**What you need to do:** In the forum discussion of cryptocurrency, restate the part from the words "Except that Gold" through "greater fool theory.", swapping "Gold" for "Silver".

═════ Page extract ═════

It really all depends on whether there is a demand into the future.  With all the professional investors piling in, crypto currencies now have a patina of legitimacy.

Except that Gold has a much larger buy in from a much larger percentage of the population.  Any given cryptocurrency has a relatively small (and potentially fickle) base of support.  Also there aren't new forms of Gold popping up all the time.  There are literally thousands of different cryptocurrencies running around, since all you need is a computer and an internet connection to start one.

A cryptocurrency that doesn't do the second part of its name well is just an example of the greater fool theory.

The Minsky Moment

#65124
Quote from: Admiral Yi on December 05, 2017, 05:05:16 PM
Quote from: The Minsky Moment on December 05, 2017, 04:26:31 PM
But by design (if successful) it was designed to be an inflating asset.

I don't follow.  It's a bubble.  How can that be a feature of its design?

The processing power required to mine increases steadily over time (i.e. marginal cost to create a unit constantly increaes) and there is a cap on total issuance.

═════ Data extracts ═════

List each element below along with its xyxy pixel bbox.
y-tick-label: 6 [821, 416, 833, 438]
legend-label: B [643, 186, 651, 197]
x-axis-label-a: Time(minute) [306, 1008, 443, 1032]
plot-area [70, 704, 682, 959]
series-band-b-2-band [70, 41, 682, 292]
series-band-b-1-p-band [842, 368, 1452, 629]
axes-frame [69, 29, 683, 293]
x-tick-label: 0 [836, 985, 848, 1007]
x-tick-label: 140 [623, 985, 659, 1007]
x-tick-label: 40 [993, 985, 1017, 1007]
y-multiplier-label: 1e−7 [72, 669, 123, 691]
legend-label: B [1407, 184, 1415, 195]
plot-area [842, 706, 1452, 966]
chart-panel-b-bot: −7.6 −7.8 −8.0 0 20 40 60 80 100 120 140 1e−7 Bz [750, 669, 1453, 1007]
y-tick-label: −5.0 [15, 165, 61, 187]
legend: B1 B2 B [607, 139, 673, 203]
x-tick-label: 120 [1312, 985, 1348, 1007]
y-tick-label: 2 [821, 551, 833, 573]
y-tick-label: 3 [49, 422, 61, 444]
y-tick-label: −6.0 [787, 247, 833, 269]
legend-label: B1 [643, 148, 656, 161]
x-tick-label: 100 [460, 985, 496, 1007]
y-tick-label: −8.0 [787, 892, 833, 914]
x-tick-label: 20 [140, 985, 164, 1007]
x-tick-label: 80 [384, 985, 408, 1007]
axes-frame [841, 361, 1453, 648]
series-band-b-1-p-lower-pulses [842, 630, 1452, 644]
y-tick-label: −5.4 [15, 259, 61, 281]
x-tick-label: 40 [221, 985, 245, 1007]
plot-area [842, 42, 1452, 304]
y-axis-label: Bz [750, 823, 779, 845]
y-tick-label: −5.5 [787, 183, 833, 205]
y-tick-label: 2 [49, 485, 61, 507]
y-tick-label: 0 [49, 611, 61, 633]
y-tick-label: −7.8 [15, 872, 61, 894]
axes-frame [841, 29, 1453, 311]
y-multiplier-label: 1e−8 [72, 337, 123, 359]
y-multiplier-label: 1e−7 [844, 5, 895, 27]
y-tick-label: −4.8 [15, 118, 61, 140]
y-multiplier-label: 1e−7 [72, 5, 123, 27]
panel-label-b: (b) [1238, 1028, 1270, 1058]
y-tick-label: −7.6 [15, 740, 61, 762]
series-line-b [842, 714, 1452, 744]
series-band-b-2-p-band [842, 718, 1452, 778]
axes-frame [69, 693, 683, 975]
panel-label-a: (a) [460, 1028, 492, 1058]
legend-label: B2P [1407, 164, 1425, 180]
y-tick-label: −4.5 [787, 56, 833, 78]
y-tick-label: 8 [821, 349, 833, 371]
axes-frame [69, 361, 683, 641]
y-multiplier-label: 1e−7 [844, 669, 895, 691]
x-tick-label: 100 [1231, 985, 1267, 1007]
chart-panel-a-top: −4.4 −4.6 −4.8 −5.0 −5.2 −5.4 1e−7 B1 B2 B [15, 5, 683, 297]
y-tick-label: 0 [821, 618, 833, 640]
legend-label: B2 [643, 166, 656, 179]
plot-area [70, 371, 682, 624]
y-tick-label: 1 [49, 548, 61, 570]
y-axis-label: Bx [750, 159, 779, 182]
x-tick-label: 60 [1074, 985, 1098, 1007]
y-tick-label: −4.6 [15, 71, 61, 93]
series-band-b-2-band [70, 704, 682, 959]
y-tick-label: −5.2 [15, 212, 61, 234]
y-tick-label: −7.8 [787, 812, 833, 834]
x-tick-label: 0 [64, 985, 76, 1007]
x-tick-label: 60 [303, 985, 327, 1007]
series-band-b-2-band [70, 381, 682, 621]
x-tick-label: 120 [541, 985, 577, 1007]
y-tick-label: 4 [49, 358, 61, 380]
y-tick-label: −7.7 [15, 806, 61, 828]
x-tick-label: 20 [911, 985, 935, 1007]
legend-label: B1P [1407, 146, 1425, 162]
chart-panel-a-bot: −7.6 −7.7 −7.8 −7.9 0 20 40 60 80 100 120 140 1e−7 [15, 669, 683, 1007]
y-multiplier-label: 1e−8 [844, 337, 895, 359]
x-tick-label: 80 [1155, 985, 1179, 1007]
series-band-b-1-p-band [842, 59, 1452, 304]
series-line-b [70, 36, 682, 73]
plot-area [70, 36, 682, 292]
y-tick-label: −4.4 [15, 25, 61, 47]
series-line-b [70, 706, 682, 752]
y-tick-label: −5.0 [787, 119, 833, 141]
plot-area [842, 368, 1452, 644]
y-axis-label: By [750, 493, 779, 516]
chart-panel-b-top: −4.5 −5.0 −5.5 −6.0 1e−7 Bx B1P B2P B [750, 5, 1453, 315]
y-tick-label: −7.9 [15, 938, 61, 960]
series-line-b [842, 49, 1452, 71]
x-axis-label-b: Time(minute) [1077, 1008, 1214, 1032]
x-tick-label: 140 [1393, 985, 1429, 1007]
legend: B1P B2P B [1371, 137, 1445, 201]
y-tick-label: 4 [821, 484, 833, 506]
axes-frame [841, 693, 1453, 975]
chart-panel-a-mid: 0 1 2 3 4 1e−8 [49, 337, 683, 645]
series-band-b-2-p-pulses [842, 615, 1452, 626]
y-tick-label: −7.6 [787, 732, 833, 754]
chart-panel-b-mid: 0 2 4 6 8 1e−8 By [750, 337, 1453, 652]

═════

**Answer below:**
Except that Silver has a much larger buy in from a much larger percentage of the population.  Any given cryptocurrency has a relatively small (and potentially fickle) base of support.  Also there aren't new forms of Silver popping up all the time.  There are literally thousands of different cryptocurrencies running around, since all you need is a computer and an internet connection to start one.

A cryptocurrency that doesn't do the second part of its name well is just an example of the greater fool theory.